In the forum thread about bike fit for tall riders, reproduce the passage starting with "I have my first" and going on through "(Jul 5, 2017)".

Extract to read Block Start

6'4" here...Always have had XL frames (Trek, GT, Santa Cruz and Konas). I have to tweak every new bike bike slightly to get things how I like them but there's a limit to what you can achieve. I've gone with a longer stem once or twice but I don't like how it changes feel of steering. I've used layback posts with good results on a couple of bikes. If you're an aggressive rider in technical terrain, your seatpost hardware/rails are not long for this world when pushed seat way back in rails. That's been a problem in every bike for me and I've exploded a few. This is where I found the layback post helped on a couple of bikes...it allowed me to get seat in middle of rails while also giving me a little more room. I used my long limbs and torso to move my center of gravity around where needed to offset the layback.

I have found that being tall has it's advantages by allowing me to easily shift LOTS of my weight forward or backward depending on what's needed...more so than an average sized rider. In technical terrain I spend a lot of time OFF the seat and use my long limbs to adjust weight where it is best for conditions. But during climbing I am always in the seat. We have some steep technical climbs where I ride...I find that sliding forward in saddle and leaning forward at the waist just enough to keep front wheel down and rear wheel 'hooked up' with smooth power delivery is what works best for me. On steep climbs, the bike is at such a steep angle my knees would hit the bars if I stood up...plus when standing it's more difficult to use 'finesse' needed to keep the rear tire from losing grip and spinning out.

I have my first dropper on the new Kona. This is a game changer because it's 170mm extension means I can get to a full leg extension during climbs. Having a 36" inseam there's no way I would ever have my seatpost in the full extended position for the trails I ride. I always lived with a subpar climbing setup to keep my seat level in a lower more maneuverable position for the rest of the ride.


----------



## jeremy3220 (Jul 5, 2017)

One Pivot said:


> An XL honzo has a 510mm reach... thats 2 inches longer. You need a long bike and some ~800mm wide bars, maybe wider. You're a big dude! Im only 5'7, and im fitting on bikes with ~450mm reach. You almost have a foot on me and are trying to fit fairly similar sized bikes.
> 
> The further back your weight is, the easier your front wheel comes up.


I'm looking for a FS but you're right, I definitely need a longer bike. I might look at some of Kona's FS bikes since they seem to make long bikes.

Extract to read Block End
Excerpted data Block Start

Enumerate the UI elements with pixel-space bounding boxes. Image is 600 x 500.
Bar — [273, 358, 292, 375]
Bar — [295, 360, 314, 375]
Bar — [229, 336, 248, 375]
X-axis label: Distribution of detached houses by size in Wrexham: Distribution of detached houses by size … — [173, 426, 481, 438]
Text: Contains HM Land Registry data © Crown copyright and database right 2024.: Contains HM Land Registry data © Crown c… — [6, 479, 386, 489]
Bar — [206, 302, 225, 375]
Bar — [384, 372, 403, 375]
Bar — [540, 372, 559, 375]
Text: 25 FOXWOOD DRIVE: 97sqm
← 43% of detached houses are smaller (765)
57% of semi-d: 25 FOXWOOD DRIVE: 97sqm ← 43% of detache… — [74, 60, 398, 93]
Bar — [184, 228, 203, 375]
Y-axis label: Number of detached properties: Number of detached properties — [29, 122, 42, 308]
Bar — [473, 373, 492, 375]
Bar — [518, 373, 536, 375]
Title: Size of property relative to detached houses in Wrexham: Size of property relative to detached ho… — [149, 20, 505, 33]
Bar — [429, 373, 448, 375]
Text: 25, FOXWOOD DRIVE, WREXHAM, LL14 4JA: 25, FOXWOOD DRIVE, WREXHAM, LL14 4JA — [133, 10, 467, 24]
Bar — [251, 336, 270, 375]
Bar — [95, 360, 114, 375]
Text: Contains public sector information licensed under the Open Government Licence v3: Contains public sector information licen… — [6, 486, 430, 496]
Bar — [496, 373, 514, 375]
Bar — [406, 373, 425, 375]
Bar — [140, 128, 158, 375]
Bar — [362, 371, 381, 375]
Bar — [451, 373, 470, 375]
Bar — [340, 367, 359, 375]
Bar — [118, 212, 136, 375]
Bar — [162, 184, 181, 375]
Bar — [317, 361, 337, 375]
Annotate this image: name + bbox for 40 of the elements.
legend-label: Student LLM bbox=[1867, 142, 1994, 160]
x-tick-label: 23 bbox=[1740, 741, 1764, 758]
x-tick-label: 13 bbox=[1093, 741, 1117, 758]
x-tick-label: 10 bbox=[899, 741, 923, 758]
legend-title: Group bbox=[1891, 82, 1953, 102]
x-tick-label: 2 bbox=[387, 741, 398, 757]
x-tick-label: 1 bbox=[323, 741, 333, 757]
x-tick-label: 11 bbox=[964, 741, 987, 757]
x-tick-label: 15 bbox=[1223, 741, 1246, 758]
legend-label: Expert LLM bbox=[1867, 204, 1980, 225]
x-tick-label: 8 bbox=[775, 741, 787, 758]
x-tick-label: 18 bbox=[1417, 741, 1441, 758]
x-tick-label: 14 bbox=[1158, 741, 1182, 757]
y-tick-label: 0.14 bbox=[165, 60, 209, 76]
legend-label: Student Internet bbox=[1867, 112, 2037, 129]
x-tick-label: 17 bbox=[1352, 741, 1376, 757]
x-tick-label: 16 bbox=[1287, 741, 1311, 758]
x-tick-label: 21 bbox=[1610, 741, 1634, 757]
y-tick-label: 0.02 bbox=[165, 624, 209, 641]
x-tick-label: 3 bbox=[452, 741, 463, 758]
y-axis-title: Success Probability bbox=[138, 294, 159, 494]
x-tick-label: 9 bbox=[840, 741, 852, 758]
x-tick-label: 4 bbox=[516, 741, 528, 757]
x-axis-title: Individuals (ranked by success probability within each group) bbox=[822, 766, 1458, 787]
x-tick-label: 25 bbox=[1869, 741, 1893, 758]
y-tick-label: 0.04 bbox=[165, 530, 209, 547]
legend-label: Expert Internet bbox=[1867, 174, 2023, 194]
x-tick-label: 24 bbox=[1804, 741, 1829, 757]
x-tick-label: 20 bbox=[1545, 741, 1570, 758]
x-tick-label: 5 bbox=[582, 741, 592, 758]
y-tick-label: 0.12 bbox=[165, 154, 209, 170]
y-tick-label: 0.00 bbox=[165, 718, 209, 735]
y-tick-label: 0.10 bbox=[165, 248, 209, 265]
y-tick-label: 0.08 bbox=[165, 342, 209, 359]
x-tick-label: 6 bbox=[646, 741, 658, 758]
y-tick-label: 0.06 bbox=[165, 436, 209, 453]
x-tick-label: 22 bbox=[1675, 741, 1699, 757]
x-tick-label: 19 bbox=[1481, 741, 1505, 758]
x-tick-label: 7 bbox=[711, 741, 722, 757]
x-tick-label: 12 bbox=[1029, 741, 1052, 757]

Excerpted data Block End

#### Result:
I have my first dropper on the new Kona. This is a game changer because it's 170mm extension means I can get to a full leg extension during climbs. Having a 36" inseam there's no way I would ever have my seatpost in the full extended position for the trails I ride. I always lived with a subpar climbing setup to keep my seat level in a lower more maneuverable position for the rest of the ride.


----------



## jeremy3220 (Jul 5, 2017)